== INPUT ROWS

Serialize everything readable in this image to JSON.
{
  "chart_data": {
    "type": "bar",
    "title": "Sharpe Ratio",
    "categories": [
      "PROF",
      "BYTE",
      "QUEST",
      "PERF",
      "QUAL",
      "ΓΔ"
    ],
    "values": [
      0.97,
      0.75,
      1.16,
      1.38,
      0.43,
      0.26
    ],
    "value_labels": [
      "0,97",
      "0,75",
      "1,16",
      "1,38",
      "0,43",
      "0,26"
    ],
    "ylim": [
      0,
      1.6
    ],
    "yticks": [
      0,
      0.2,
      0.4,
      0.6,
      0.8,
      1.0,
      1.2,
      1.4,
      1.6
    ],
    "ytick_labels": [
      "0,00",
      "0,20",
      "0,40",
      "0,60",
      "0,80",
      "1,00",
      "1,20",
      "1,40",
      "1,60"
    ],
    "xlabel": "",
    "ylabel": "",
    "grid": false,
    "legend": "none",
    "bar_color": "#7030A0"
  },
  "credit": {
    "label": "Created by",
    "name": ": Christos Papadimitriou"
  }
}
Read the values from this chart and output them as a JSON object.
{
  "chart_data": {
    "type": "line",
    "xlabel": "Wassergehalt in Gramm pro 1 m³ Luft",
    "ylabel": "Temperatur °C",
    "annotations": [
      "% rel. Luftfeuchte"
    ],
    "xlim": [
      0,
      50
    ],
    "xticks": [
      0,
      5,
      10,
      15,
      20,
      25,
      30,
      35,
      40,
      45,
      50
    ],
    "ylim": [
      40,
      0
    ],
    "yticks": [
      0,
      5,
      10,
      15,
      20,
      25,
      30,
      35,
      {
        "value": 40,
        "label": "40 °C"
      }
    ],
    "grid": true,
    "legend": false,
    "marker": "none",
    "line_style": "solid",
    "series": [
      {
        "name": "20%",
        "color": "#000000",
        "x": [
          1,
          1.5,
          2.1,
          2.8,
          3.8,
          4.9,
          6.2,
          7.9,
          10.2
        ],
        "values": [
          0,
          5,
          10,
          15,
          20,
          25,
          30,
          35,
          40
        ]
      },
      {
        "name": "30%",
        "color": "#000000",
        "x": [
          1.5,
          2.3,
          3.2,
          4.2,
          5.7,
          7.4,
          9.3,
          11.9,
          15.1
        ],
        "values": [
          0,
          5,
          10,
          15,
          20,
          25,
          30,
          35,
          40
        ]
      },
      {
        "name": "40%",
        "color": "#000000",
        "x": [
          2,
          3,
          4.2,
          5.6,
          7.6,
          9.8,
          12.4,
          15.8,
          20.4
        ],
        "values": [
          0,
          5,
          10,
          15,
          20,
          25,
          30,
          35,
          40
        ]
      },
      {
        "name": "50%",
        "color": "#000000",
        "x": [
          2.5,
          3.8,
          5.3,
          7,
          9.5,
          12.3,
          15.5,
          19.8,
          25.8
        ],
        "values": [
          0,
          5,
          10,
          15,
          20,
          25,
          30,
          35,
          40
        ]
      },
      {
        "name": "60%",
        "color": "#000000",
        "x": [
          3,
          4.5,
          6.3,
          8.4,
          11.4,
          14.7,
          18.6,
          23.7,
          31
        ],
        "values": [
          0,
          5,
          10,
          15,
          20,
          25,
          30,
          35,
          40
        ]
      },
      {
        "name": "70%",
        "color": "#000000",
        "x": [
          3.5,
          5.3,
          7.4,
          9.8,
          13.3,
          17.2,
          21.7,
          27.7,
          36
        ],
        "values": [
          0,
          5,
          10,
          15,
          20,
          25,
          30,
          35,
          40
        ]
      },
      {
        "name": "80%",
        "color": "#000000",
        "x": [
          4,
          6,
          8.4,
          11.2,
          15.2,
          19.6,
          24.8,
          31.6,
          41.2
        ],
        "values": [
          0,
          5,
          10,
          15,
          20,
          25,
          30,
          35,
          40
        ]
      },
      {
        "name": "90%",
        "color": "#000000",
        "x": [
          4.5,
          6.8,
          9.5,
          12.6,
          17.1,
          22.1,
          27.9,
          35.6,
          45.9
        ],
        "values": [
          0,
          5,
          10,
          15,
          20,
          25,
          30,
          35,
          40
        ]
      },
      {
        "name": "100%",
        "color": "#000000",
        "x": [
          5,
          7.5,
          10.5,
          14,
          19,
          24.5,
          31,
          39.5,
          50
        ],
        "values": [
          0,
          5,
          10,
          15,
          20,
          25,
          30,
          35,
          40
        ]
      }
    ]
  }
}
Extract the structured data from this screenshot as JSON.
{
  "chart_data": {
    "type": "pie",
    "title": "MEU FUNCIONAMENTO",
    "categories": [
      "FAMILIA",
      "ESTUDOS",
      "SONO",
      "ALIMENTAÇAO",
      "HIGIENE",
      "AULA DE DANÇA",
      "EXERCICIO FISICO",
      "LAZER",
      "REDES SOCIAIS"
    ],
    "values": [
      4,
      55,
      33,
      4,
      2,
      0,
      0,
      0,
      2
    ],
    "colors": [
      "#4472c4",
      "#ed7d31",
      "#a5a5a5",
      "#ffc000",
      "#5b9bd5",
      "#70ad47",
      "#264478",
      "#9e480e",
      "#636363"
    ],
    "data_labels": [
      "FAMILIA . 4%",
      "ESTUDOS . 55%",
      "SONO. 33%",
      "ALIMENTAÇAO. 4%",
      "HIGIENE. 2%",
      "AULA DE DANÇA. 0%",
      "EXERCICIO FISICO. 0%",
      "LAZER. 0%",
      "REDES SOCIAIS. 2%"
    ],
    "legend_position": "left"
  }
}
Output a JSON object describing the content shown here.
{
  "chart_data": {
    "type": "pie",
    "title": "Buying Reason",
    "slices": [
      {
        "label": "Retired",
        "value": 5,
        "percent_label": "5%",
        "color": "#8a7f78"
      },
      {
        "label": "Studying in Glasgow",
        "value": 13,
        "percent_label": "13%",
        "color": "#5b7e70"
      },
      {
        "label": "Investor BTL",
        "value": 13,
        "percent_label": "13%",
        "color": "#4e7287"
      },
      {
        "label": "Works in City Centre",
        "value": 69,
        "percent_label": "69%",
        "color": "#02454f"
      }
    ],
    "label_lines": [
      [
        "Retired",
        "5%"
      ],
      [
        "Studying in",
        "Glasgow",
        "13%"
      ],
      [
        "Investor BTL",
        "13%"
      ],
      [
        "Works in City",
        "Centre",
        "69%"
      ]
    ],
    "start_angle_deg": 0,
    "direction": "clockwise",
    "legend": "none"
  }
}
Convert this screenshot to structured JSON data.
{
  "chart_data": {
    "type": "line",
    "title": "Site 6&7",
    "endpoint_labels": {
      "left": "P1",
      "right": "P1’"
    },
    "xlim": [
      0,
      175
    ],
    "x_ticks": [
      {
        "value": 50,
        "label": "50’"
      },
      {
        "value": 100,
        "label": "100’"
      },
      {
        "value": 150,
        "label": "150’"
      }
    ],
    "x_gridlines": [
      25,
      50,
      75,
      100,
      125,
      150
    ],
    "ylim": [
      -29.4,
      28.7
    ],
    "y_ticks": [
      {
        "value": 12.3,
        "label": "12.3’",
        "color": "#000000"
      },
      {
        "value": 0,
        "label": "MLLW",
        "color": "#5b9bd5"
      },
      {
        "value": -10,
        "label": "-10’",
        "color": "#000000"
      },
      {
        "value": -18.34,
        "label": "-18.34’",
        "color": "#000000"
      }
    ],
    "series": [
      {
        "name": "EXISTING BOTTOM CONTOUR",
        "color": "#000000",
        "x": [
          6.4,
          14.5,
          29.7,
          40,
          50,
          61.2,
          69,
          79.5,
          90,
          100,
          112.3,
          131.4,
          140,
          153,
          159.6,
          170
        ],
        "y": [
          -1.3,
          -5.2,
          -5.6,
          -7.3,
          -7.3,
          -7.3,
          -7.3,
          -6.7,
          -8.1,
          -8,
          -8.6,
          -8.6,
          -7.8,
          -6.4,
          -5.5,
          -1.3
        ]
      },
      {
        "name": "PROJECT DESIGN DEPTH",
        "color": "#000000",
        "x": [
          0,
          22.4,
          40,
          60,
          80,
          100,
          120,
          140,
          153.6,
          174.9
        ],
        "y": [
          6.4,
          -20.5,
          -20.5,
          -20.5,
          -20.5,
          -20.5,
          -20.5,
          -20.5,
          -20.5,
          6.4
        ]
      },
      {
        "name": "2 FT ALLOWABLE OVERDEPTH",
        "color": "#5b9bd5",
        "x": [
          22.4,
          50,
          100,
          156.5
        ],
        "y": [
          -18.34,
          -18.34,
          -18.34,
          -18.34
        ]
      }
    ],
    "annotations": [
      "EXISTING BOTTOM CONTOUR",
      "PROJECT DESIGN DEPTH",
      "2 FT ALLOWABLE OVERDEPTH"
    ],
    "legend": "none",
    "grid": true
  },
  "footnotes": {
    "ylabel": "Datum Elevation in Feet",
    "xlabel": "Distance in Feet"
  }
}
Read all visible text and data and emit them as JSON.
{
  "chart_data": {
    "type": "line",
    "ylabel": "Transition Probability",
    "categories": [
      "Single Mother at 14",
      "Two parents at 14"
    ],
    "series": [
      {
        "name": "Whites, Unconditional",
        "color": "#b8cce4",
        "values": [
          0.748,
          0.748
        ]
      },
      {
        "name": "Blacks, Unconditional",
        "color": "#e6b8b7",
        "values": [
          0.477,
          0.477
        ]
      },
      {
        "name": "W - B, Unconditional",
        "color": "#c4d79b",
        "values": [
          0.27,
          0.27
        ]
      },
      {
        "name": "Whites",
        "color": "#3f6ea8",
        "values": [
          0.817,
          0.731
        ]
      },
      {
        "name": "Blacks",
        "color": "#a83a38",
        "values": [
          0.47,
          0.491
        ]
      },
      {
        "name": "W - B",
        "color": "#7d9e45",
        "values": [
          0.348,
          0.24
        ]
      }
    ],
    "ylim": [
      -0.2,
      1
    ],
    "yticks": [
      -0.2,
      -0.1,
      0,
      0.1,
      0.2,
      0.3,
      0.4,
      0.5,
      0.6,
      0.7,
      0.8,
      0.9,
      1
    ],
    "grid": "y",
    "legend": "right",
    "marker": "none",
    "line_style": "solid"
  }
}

====

• **GOAL**:
Check each line above for the word "Unconditional" and copy the ones that have it.

• **ANSWER FOR THE TASK**:
        "name": "Whites, Unconditional",
        "name": "Blacks, Unconditional",
        "name": "W - B, Unconditional",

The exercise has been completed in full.